CHALLENGE: Sift the material for lines containing "units", and return them.

[Data entries for graphics]
§

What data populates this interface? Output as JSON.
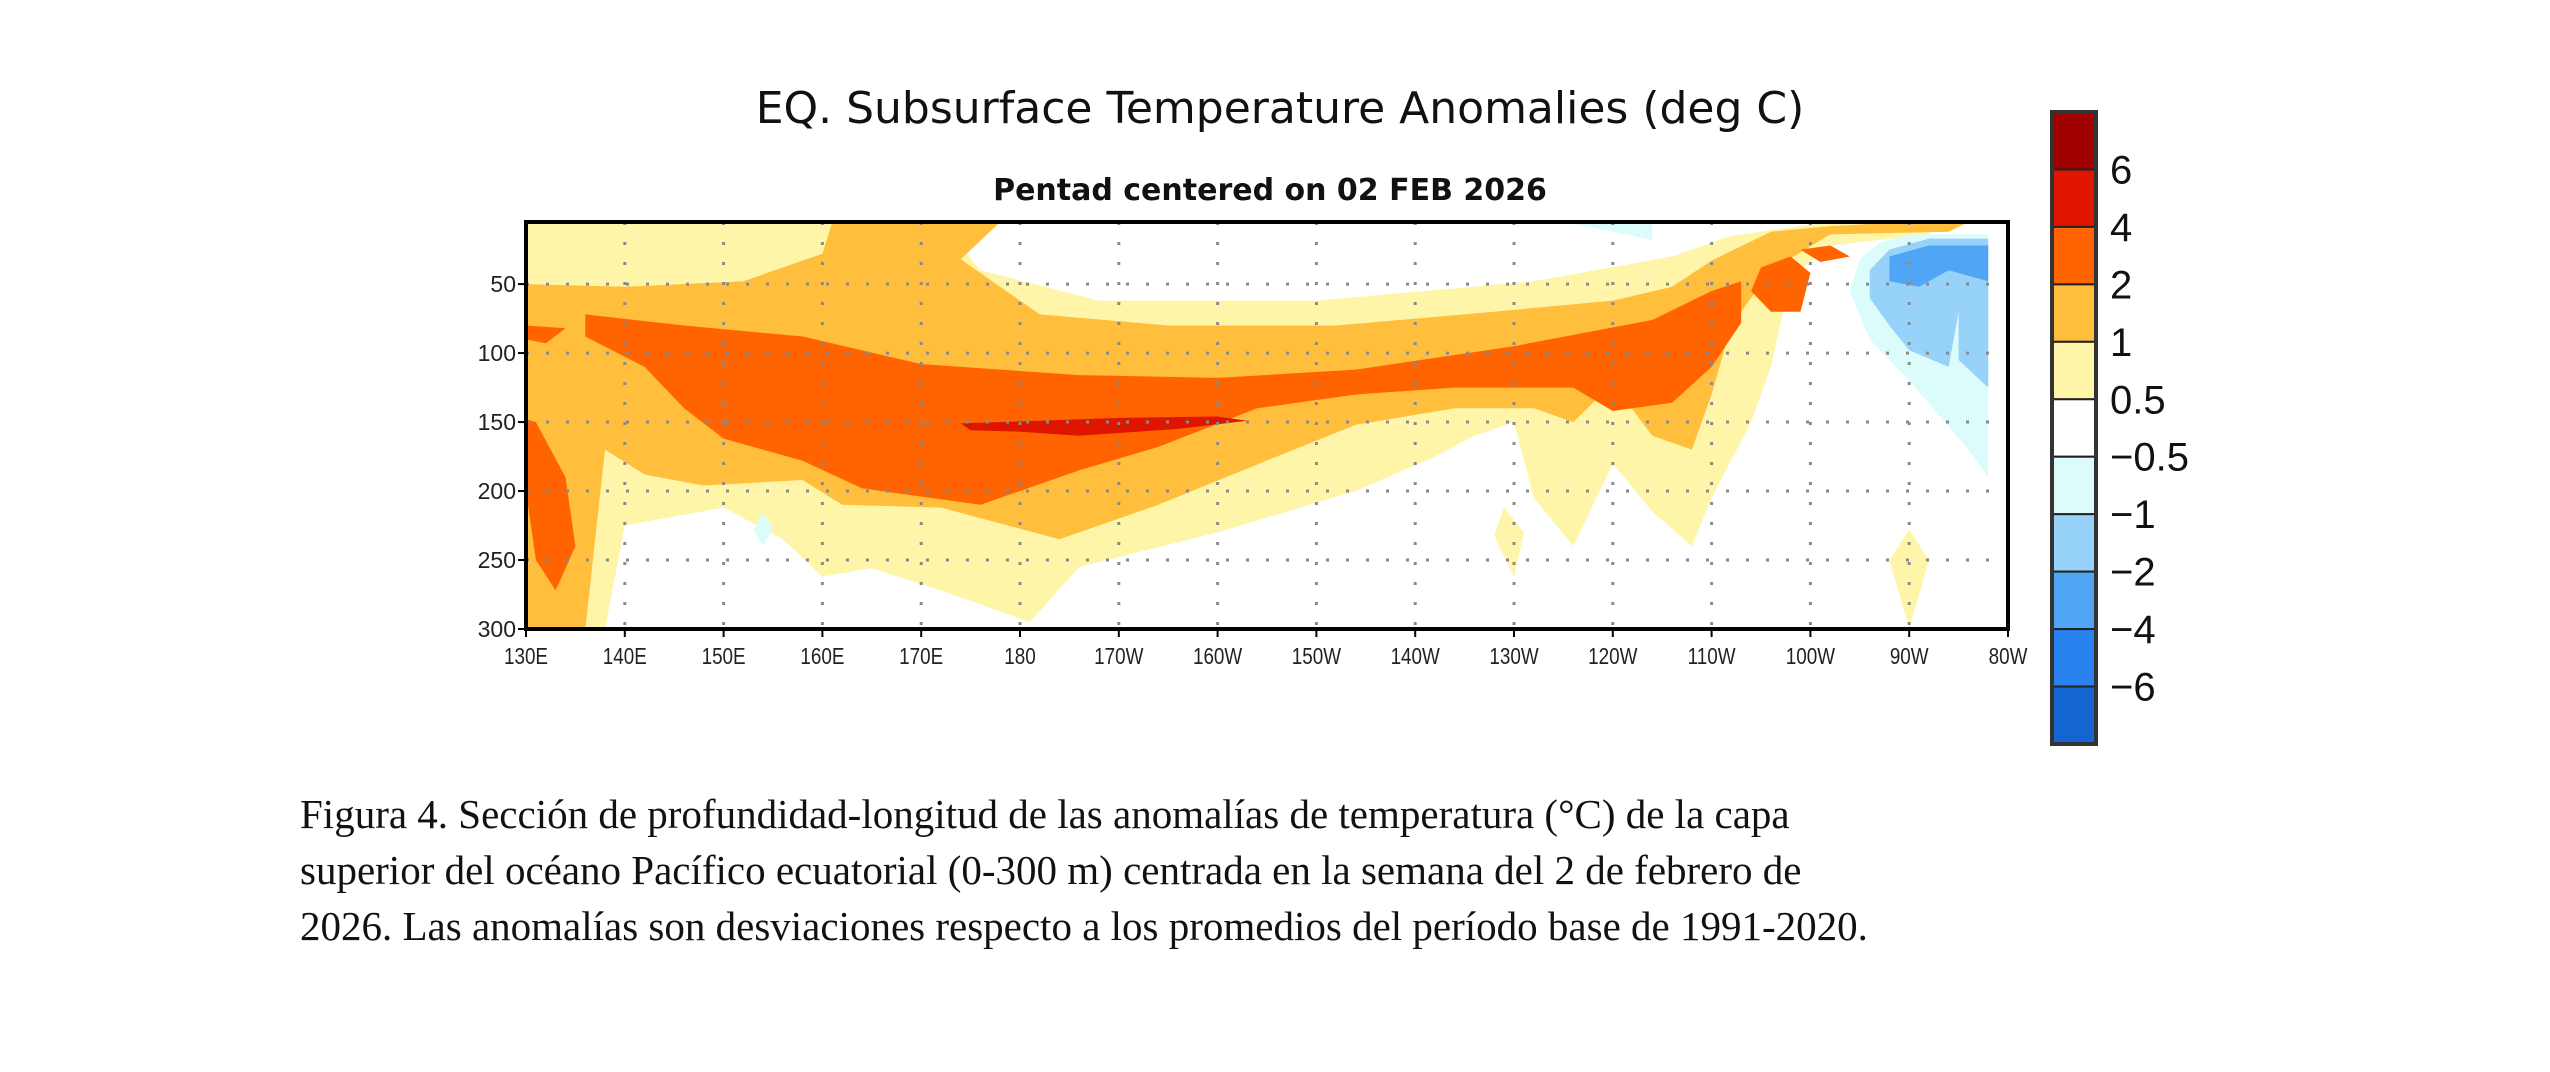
{
  "chart_data": {
    "type": "heatmap",
    "subtype": "filled-contour depth-longitude section",
    "title": "EQ. Subsurface Temperature Anomalies (deg C)",
    "subtitle": "Pentad centered on 02 FEB 2026",
    "xlabel": "",
    "ylabel": "",
    "x_axis": {
      "units": "longitude (degrees east, 130E to 80W)",
      "range": [
        130,
        280
      ],
      "ticks": [
        130,
        140,
        150,
        160,
        170,
        180,
        190,
        200,
        210,
        220,
        230,
        240,
        250,
        260,
        270,
        280
      ],
      "tick_labels": [
        "130E",
        "140E",
        "150E",
        "160E",
        "170E",
        "180",
        "170W",
        "160W",
        "150W",
        "140W",
        "130W",
        "120W",
        "110W",
        "100W",
        "90W",
        "80W"
      ]
    },
    "y_axis": {
      "units": "depth (m)",
      "range": [
        5,
        300
      ],
      "inverted": true,
      "ticks": [
        50,
        100,
        150,
        200,
        250,
        300
      ],
      "tick_labels": [
        "50",
        "100",
        "150",
        "200",
        "250",
        "300"
      ]
    },
    "grid": true,
    "colorbar": {
      "placement": "right",
      "levels": [
        -6,
        -4,
        -2,
        -1,
        -0.5,
        0.5,
        1,
        2,
        4,
        6
      ],
      "tick_labels": [
        "6",
        "4",
        "2",
        "1",
        "0.5",
        "−0.5",
        "−1",
        "−2",
        "−4",
        "−6"
      ],
      "bins": [
        {
          "range": "> 6",
          "color": "#a00000"
        },
        {
          "range": "4 to 6",
          "color": "#e01500"
        },
        {
          "range": "2 to 4",
          "color": "#ff6400"
        },
        {
          "range": "1 to 2",
          "color": "#ffbe3c"
        },
        {
          "range": "0.5 to 1",
          "color": "#fff5a8"
        },
        {
          "range": "-0.5 to 0.5",
          "color": "#ffffff"
        },
        {
          "range": "-1 to -0.5",
          "color": "#dcfcfc"
        },
        {
          "range": "-2 to -1",
          "color": "#96d2fa"
        },
        {
          "range": "-4 to -2",
          "color": "#50a5f5"
        },
        {
          "range": "-6 to -4",
          "color": "#2882f0"
        },
        {
          "range": "< -6",
          "color": "#1464d2"
        }
      ]
    },
    "regions": [
      {
        "level": "0.5 to 1",
        "color": "#fff5a8",
        "points": [
          [
            130,
            5
          ],
          [
            172,
            5
          ],
          [
            176,
            40
          ],
          [
            188,
            62
          ],
          [
            210,
            62
          ],
          [
            232,
            48
          ],
          [
            246,
            30
          ],
          [
            252,
            15
          ],
          [
            262,
            5
          ],
          [
            272,
            5
          ],
          [
            272,
            14
          ],
          [
            262,
            22
          ],
          [
            258,
            45
          ],
          [
            256,
            110
          ],
          [
            254,
            150
          ],
          [
            250,
            205
          ],
          [
            248,
            240
          ],
          [
            244,
            215
          ],
          [
            240,
            180
          ],
          [
            236,
            240
          ],
          [
            232,
            205
          ],
          [
            230,
            150
          ],
          [
            226,
            160
          ],
          [
            222,
            175
          ],
          [
            214,
            200
          ],
          [
            200,
            230
          ],
          [
            186,
            255
          ],
          [
            181,
            295
          ],
          [
            172,
            272
          ],
          [
            165,
            256
          ],
          [
            160,
            262
          ],
          [
            156,
            235
          ],
          [
            150,
            212
          ],
          [
            140,
            225
          ],
          [
            138,
            300
          ],
          [
            130,
            300
          ]
        ]
      },
      {
        "level": "0.5 to 1",
        "color": "#fff5a8",
        "points": [
          [
            229,
            212
          ],
          [
            231,
            230
          ],
          [
            230,
            262
          ],
          [
            228,
            232
          ]
        ]
      },
      {
        "level": "0.5 to 1",
        "color": "#fff5a8",
        "points": [
          [
            270,
            228
          ],
          [
            272,
            250
          ],
          [
            270,
            300
          ],
          [
            268,
            250
          ]
        ]
      },
      {
        "level": "1 to 2",
        "color": "#ffbe3c",
        "points": [
          [
            130,
            50
          ],
          [
            140,
            52
          ],
          [
            152,
            48
          ],
          [
            160,
            28
          ],
          [
            161,
            5
          ],
          [
            178,
            5
          ],
          [
            174,
            32
          ],
          [
            182,
            72
          ],
          [
            195,
            80
          ],
          [
            212,
            80
          ],
          [
            228,
            70
          ],
          [
            240,
            62
          ],
          [
            246,
            52
          ],
          [
            250,
            33
          ],
          [
            256,
            12
          ],
          [
            262,
            8
          ],
          [
            270,
            5
          ],
          [
            276,
            5
          ],
          [
            274,
            12
          ],
          [
            262,
            14
          ],
          [
            256,
            40
          ],
          [
            252,
            80
          ],
          [
            250,
            130
          ],
          [
            248,
            170
          ],
          [
            244,
            160
          ],
          [
            240,
            122
          ],
          [
            236,
            150
          ],
          [
            232,
            140
          ],
          [
            224,
            140
          ],
          [
            214,
            152
          ],
          [
            206,
            175
          ],
          [
            194,
            210
          ],
          [
            184,
            235
          ],
          [
            172,
            212
          ],
          [
            162,
            210
          ],
          [
            158,
            192
          ],
          [
            148,
            196
          ],
          [
            142,
            188
          ],
          [
            138,
            170
          ],
          [
            136,
            300
          ],
          [
            130,
            300
          ]
        ]
      },
      {
        "level": "2 to 4",
        "color": "#ff6400"
      },
      {
        "level": "2 to 4",
        "color": "#ff6400",
        "points": [
          [
            130,
            80
          ],
          [
            134,
            82
          ],
          [
            132,
            93
          ],
          [
            130,
            90
          ]
        ]
      },
      {
        "level": "2 to 4",
        "color": "#ff6400",
        "points": [
          [
            130,
            148
          ],
          [
            131,
            150
          ],
          [
            134,
            190
          ],
          [
            135,
            240
          ],
          [
            133,
            272
          ],
          [
            131,
            250
          ],
          [
            130,
            200
          ]
        ]
      },
      {
        "level": "2 to 4",
        "color": "#ff6400",
        "points": [
          [
            136,
            72
          ],
          [
            146,
            80
          ],
          [
            158,
            88
          ],
          [
            170,
            108
          ],
          [
            186,
            116
          ],
          [
            200,
            118
          ],
          [
            214,
            112
          ],
          [
            230,
            95
          ],
          [
            244,
            76
          ],
          [
            250,
            55
          ],
          [
            253,
            48
          ],
          [
            253,
            78
          ],
          [
            250,
            110
          ],
          [
            246,
            136
          ],
          [
            240,
            142
          ],
          [
            236,
            125
          ],
          [
            224,
            125
          ],
          [
            214,
            130
          ],
          [
            204,
            140
          ],
          [
            194,
            168
          ],
          [
            186,
            185
          ],
          [
            176,
            210
          ],
          [
            164,
            198
          ],
          [
            158,
            178
          ],
          [
            150,
            162
          ],
          [
            146,
            140
          ],
          [
            142,
            110
          ],
          [
            136,
            88
          ]
        ]
      },
      {
        "level": "2 to 4",
        "color": "#ff6400",
        "points": [
          [
            255,
            38
          ],
          [
            258,
            30
          ],
          [
            260,
            42
          ],
          [
            259,
            70
          ],
          [
            256,
            70
          ],
          [
            254,
            55
          ]
        ]
      },
      {
        "level": "2 to 4",
        "color": "#ff6400",
        "points": [
          [
            259,
            25
          ],
          [
            262,
            22
          ],
          [
            264,
            30
          ],
          [
            261,
            34
          ]
        ]
      },
      {
        "level": "4 to 6",
        "color": "#e01500",
        "points": [
          [
            174,
            151
          ],
          [
            182,
            149
          ],
          [
            190,
            147
          ],
          [
            200,
            146
          ],
          [
            203,
            149
          ],
          [
            196,
            155
          ],
          [
            186,
            160
          ],
          [
            180,
            157
          ],
          [
            175,
            156
          ]
        ]
      },
      {
        "level": "-1 to -0.5",
        "color": "#dcfcfc",
        "points": [
          [
            235,
            5
          ],
          [
            244,
            5
          ],
          [
            244,
            18
          ],
          [
            240,
            12
          ]
        ]
      },
      {
        "level": "-1 to -0.5",
        "color": "#dcfcfc",
        "points": [
          [
            265,
            32
          ],
          [
            267,
            20
          ],
          [
            270,
            14
          ],
          [
            278,
            14
          ],
          [
            278,
            190
          ],
          [
            276,
            170
          ],
          [
            270,
            120
          ],
          [
            266,
            90
          ],
          [
            264,
            55
          ]
        ]
      },
      {
        "level": "-2 to -1",
        "color": "#96d2fa",
        "points": [
          [
            266,
            40
          ],
          [
            268,
            25
          ],
          [
            272,
            17
          ],
          [
            278,
            17
          ],
          [
            278,
            125
          ],
          [
            275,
            105
          ],
          [
            275,
            70
          ],
          [
            274,
            110
          ],
          [
            270,
            98
          ],
          [
            268,
            80
          ],
          [
            266,
            60
          ]
        ]
      },
      {
        "level": "-4 to -2",
        "color": "#50a5f5",
        "points": [
          [
            268,
            30
          ],
          [
            272,
            22
          ],
          [
            278,
            22
          ],
          [
            278,
            48
          ],
          [
            274,
            40
          ],
          [
            271,
            52
          ],
          [
            268,
            48
          ]
        ]
      },
      {
        "level": "-1 to -0.5",
        "color": "#dcfcfc",
        "points": [
          [
            153,
            228
          ],
          [
            154,
            216
          ],
          [
            155,
            226
          ],
          [
            154,
            240
          ]
        ]
      }
    ]
  },
  "caption": {
    "lines": [
      "Figura 4. Sección de profundidad-longitud de las anomalías de temperatura (°C) de la capa",
      "superior del océano Pacífico ecuatorial (0-300 m) centrada en la semana del 2 de febrero de",
      "2026. Las anomalías son desviaciones respecto a los promedios del período base de 1991-2020."
    ]
  }
}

§

REPLY TO THE EXERCISE:
      "units": "longitude (degrees east, 130E to 80W)",
      "units": "depth (m)",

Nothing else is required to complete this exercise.